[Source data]

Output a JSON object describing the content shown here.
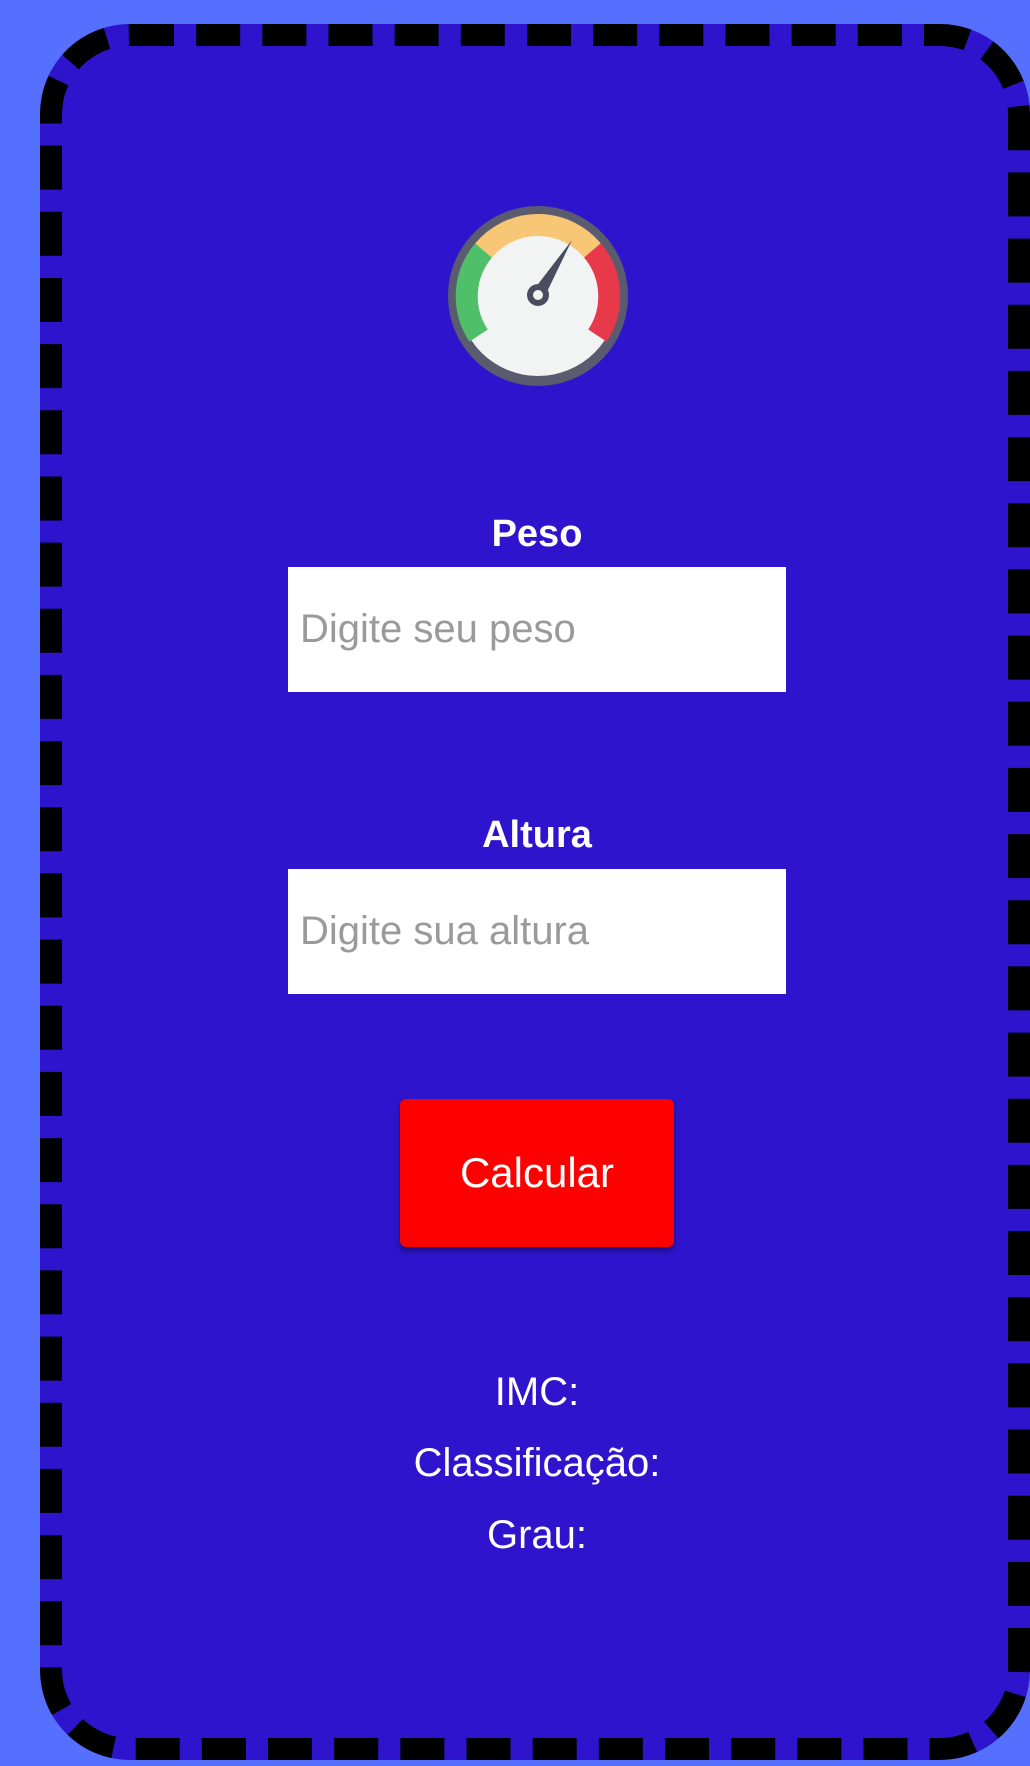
{
  "colors": {
    "page_background": "#5570ff",
    "card_background": "#2e14cc",
    "card_border": "#000000",
    "input_background": "#ffffff",
    "placeholder_text": "#9a9a9a",
    "button_background": "#ff0000",
    "text": "#ffffff"
  },
  "logo": {
    "icon": "speedometer-gauge-icon"
  },
  "form": {
    "peso": {
      "label": "Peso",
      "placeholder": "Digite seu peso",
      "value": ""
    },
    "altura": {
      "label": "Altura",
      "placeholder": "Digite sua altura",
      "value": ""
    },
    "calculate_label": "Calcular"
  },
  "results": {
    "imc_label": "IMC:",
    "classificacao_label": "Classificação:",
    "grau_label": "Grau:"
  }
}
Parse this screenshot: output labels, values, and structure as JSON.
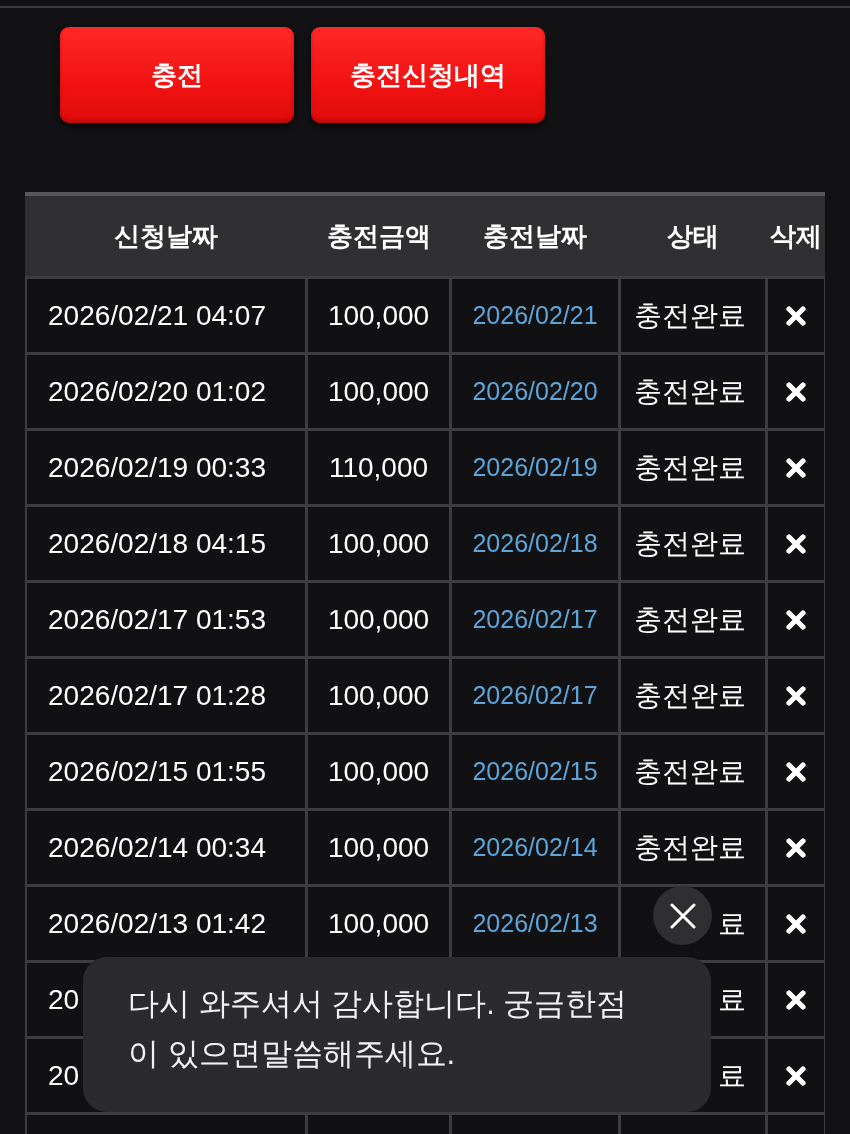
{
  "buttons": [
    {
      "label": "충전"
    },
    {
      "label": "충전신청내역"
    }
  ],
  "table": {
    "columns": [
      "신청날짜",
      "충전금액",
      "충전날짜",
      "상태",
      "삭제"
    ],
    "rows": [
      {
        "request_date": "2026/02/21 04:07",
        "amount": "100,000",
        "charge_date": "2026/02/21",
        "status": "충전완료"
      },
      {
        "request_date": "2026/02/20 01:02",
        "amount": "100,000",
        "charge_date": "2026/02/20",
        "status": "충전완료"
      },
      {
        "request_date": "2026/02/19 00:33",
        "amount": "110,000",
        "charge_date": "2026/02/19",
        "status": "충전완료"
      },
      {
        "request_date": "2026/02/18 04:15",
        "amount": "100,000",
        "charge_date": "2026/02/18",
        "status": "충전완료"
      },
      {
        "request_date": "2026/02/17 01:53",
        "amount": "100,000",
        "charge_date": "2026/02/17",
        "status": "충전완료"
      },
      {
        "request_date": "2026/02/17 01:28",
        "amount": "100,000",
        "charge_date": "2026/02/17",
        "status": "충전완료"
      },
      {
        "request_date": "2026/02/15 01:55",
        "amount": "100,000",
        "charge_date": "2026/02/15",
        "status": "충전완료"
      },
      {
        "request_date": "2026/02/14 00:34",
        "amount": "100,000",
        "charge_date": "2026/02/14",
        "status": "충전완료"
      },
      {
        "request_date": "2026/02/13 01:42",
        "amount": "100,000",
        "charge_date": "2026/02/13",
        "status": "료"
      },
      {
        "request_date": "20",
        "status": "료"
      },
      {
        "request_date": "20",
        "status": "료"
      }
    ]
  },
  "toast": {
    "message": "다시 와주셔서 감사합니다. 궁금한점이 있으면말씀해주세요."
  }
}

§ **Short problem**
Only lines with "Digite" are wanted here; list each of them.

§ **Right answer**
      "placeholder": "Digite seu peso",
      "placeholder": "Digite sua altura",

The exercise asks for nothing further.